━━ Listed entries ━━

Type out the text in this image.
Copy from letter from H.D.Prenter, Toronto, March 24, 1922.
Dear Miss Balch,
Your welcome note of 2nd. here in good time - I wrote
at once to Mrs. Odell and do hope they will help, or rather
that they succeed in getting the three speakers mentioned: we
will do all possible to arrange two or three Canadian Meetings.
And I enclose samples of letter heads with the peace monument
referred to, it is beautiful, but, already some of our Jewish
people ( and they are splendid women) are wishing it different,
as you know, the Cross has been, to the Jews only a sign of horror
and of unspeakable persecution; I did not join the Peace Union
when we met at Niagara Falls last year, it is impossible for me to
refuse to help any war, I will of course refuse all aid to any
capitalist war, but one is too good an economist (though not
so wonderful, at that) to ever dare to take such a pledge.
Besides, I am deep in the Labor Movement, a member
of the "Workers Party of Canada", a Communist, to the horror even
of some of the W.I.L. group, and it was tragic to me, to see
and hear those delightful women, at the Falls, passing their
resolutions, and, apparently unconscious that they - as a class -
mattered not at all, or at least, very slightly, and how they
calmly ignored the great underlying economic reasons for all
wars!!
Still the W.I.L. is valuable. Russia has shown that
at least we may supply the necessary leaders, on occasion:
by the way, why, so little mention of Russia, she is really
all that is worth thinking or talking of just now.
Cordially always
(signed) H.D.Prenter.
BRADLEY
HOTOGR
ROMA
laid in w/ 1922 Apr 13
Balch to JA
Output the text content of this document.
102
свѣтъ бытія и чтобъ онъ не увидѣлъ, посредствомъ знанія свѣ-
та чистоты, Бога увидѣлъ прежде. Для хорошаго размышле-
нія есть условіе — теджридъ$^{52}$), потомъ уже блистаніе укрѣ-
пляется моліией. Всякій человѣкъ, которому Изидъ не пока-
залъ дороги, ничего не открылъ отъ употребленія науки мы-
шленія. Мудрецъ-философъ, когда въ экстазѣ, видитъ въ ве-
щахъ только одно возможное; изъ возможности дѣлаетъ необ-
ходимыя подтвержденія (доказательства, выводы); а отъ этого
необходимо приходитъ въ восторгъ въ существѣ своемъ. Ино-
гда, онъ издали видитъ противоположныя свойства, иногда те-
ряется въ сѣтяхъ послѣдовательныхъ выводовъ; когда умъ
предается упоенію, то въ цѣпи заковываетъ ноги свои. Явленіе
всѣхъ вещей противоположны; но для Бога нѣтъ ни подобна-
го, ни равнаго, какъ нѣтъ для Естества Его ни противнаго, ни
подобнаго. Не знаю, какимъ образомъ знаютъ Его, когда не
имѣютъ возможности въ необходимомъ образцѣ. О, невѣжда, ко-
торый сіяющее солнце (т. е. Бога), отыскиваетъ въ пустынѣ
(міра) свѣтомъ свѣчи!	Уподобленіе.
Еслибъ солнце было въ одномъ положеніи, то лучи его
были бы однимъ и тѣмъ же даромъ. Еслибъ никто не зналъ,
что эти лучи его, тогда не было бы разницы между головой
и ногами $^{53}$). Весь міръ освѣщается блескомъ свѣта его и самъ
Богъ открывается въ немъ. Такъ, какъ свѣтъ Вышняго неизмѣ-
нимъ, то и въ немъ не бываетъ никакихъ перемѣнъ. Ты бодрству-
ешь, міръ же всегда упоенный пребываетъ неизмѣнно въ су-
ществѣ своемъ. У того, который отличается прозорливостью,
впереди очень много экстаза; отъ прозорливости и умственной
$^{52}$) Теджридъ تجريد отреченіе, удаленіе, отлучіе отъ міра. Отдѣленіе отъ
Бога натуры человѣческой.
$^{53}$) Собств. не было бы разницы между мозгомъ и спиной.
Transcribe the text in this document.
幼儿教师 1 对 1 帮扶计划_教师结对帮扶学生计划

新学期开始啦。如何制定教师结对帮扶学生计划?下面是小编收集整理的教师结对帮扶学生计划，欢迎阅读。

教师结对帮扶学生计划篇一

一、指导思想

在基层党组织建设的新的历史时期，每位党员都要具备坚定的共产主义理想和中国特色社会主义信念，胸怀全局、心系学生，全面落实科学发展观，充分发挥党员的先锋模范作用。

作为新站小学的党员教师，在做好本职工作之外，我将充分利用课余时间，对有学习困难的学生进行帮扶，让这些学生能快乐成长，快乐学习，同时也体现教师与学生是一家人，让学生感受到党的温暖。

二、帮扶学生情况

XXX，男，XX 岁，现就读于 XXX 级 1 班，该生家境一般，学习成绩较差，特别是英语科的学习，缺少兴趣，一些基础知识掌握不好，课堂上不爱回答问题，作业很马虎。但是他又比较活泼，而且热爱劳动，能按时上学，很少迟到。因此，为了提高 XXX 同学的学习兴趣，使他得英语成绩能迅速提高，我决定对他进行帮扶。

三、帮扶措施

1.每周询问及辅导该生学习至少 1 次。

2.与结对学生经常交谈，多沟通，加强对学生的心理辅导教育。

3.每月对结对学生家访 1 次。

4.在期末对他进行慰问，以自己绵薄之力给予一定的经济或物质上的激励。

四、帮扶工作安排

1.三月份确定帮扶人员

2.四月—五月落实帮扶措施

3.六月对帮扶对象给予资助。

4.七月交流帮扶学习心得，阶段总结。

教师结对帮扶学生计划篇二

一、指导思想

━━━

The required output is the exact sequence of lines from the one containing "Transcribe the text in this document." through the end of the listing, both endpoints included.

Transcribe the text in this document.
幼儿教师 1 对 1 帮扶计划_教师结对帮扶学生计划

新学期开始啦。如何制定教师结对帮扶学生计划?下面是小编收集整理的教师结对帮扶学生计划，欢迎阅读。

教师结对帮扶学生计划篇一

一、指导思想

在基层党组织建设的新的历史时期，每位党员都要具备坚定的共产主义理想和中国特色社会主义信念，胸怀全局、心系学生，全面落实科学发展观，充分发挥党员的先锋模范作用。

作为新站小学的党员教师，在做好本职工作之外，我将充分利用课余时间，对有学习困难的学生进行帮扶，让这些学生能快乐成长，快乐学习，同时也体现教师与学生是一家人，让学生感受到党的温暖。

二、帮扶学生情况

XXX，男，XX 岁，现就读于 XXX 级 1 班，该生家境一般，学习成绩较差，特别是英语科的学习，缺少兴趣，一些基础知识掌握不好，课堂上不爱回答问题，作业很马虎。但是他又比较活泼，而且热爱劳动，能按时上学，很少迟到。因此，为了提高 XXX 同学的学习兴趣，使他得英语成绩能迅速提高，我决定对他进行帮扶。

三、帮扶措施

1.每周询问及辅导该生学习至少 1 次。

2.与结对学生经常交谈，多沟通，加强对学生的心理辅导教育。

3.每月对结对学生家访 1 次。

4.在期末对他进行慰问，以自己绵薄之力给予一定的经济或物质上的激励。

四、帮扶工作安排

1.三月份确定帮扶人员

2.四月—五月落实帮扶措施

3.六月对帮扶对象给予资助。

4.七月交流帮扶学习心得，阶段总结。

教师结对帮扶学生计划篇二

一、指导思想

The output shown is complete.